Return every line of the records below unchanged, in the same order.
## Start Data supplied
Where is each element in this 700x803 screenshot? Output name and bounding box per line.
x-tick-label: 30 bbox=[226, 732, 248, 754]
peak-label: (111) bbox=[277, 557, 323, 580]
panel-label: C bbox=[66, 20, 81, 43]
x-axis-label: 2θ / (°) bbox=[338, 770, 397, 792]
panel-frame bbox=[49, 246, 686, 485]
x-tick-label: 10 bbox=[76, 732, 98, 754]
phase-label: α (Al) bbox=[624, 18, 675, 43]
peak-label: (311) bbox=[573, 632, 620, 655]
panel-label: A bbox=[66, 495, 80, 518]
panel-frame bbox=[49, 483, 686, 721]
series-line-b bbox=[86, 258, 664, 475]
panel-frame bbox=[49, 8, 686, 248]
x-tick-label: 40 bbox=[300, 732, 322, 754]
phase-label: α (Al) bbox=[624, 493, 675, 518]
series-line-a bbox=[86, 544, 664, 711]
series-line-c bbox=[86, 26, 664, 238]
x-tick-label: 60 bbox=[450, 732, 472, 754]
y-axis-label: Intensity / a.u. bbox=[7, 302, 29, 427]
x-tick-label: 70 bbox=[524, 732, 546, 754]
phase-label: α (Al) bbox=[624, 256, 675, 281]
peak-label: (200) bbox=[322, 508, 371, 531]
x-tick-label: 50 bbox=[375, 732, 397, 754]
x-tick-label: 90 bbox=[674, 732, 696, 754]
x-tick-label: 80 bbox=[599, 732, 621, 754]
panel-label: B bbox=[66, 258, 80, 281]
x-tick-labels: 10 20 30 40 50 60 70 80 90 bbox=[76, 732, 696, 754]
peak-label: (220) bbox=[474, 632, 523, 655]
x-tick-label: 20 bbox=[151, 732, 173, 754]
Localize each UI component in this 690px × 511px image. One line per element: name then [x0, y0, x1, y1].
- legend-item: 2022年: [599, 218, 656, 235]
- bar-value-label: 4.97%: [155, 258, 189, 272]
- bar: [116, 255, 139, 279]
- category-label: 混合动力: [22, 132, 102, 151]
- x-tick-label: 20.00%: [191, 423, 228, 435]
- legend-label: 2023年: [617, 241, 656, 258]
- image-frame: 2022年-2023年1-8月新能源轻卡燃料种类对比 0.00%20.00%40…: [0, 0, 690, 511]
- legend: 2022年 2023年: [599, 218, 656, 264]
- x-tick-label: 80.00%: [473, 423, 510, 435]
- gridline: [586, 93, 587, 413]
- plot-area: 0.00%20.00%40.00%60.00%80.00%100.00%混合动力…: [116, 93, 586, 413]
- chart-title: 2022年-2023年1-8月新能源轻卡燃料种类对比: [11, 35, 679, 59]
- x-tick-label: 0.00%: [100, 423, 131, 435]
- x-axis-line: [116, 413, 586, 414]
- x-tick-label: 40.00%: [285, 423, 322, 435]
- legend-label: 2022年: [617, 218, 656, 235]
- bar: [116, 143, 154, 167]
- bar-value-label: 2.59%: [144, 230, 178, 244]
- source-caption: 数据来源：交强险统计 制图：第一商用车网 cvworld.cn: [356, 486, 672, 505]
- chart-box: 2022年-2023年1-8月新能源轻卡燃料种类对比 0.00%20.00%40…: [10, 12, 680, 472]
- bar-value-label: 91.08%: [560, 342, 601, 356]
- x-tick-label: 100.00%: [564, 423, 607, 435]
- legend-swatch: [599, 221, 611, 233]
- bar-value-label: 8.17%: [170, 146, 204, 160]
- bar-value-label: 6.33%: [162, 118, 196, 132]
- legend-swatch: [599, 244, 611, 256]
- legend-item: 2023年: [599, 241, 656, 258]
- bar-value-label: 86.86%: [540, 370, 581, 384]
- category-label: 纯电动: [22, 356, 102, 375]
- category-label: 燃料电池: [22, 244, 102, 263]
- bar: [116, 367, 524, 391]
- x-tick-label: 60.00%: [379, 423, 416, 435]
## End Data supplied
◆ **Task response**
Where is each element in this 700x803 screenshot? Output name and bounding box per line.
x-tick-label: 30 bbox=[226, 732, 248, 754]
peak-label: (111) bbox=[277, 557, 323, 580]
panel-label: C bbox=[66, 20, 81, 43]
x-axis-label: 2θ / (°) bbox=[338, 770, 397, 792]
panel-frame bbox=[49, 246, 686, 485]
x-tick-label: 10 bbox=[76, 732, 98, 754]
phase-label: α (Al) bbox=[624, 18, 675, 43]
peak-label: (311) bbox=[573, 632, 620, 655]
panel-label: A bbox=[66, 495, 80, 518]
panel-frame bbox=[49, 483, 686, 721]
series-line-b bbox=[86, 258, 664, 475]
panel-frame bbox=[49, 8, 686, 248]
x-tick-label: 40 bbox=[300, 732, 322, 754]
phase-label: α (Al) bbox=[624, 493, 675, 518]
series-line-a bbox=[86, 544, 664, 711]
series-line-c bbox=[86, 26, 664, 238]
x-tick-label: 60 bbox=[450, 732, 472, 754]
y-axis-label: Intensity / a.u. bbox=[7, 302, 29, 427]
x-tick-label: 70 bbox=[524, 732, 546, 754]
phase-label: α (Al) bbox=[624, 256, 675, 281]
peak-label: (200) bbox=[322, 508, 371, 531]
x-tick-label: 50 bbox=[375, 732, 397, 754]
x-tick-label: 90 bbox=[674, 732, 696, 754]
x-tick-label: 80 bbox=[599, 732, 621, 754]
panel-label: B bbox=[66, 258, 80, 281]
x-tick-labels: 10 20 30 40 50 60 70 80 90 bbox=[76, 732, 696, 754]
peak-label: (220) bbox=[474, 632, 523, 655]
x-tick-label: 20 bbox=[151, 732, 173, 754]
Localize each UI component in this 690px × 511px image. One line per element: name then [x0, y0, x1, y1].
- legend-item: 2022年: [599, 218, 656, 235]
- bar-value-label: 4.97%: [155, 258, 189, 272]
- bar: [116, 255, 139, 279]
- category-label: 混合动力: [22, 132, 102, 151]
- x-tick-label: 20.00%: [191, 423, 228, 435]
- legend-label: 2023年: [617, 241, 656, 258]
- image-frame: 2022年-2023年1-8月新能源轻卡燃料种类对比 0.00%20.00%40…: [0, 0, 690, 511]
- legend: 2022年 2023年: [599, 218, 656, 264]
- x-tick-label: 80.00%: [473, 423, 510, 435]
- gridline: [586, 93, 587, 413]
- plot-area: 0.00%20.00%40.00%60.00%80.00%100.00%混合动力…: [116, 93, 586, 413]
- chart-title: 2022年-2023年1-8月新能源轻卡燃料种类对比: [11, 35, 679, 59]
- x-tick-label: 0.00%: [100, 423, 131, 435]
- x-axis-line: [116, 413, 586, 414]
- x-tick-label: 40.00%: [285, 423, 322, 435]
- legend-label: 2022年: [617, 218, 656, 235]
- bar: [116, 143, 154, 167]
- bar-value-label: 2.59%: [144, 230, 178, 244]
- source-caption: 数据来源：交强险统计 制图：第一商用车网 cvworld.cn: [356, 486, 672, 505]
- chart-box: 2022年-2023年1-8月新能源轻卡燃料种类对比 0.00%20.00%40…: [10, 12, 680, 472]
- bar-value-label: 91.08%: [560, 342, 601, 356]
- x-tick-label: 100.00%: [564, 423, 607, 435]
- legend-swatch: [599, 221, 611, 233]
- bar-value-label: 8.17%: [170, 146, 204, 160]
- bar-value-label: 6.33%: [162, 118, 196, 132]
- legend-swatch: [599, 244, 611, 256]
- legend-item: 2023年: [599, 241, 656, 258]
- bar-value-label: 86.86%: [540, 370, 581, 384]
- category-label: 纯电动: [22, 356, 102, 375]
- category-label: 燃料电池: [22, 244, 102, 263]
- bar: [116, 367, 524, 391]
- x-tick-label: 60.00%: [379, 423, 416, 435]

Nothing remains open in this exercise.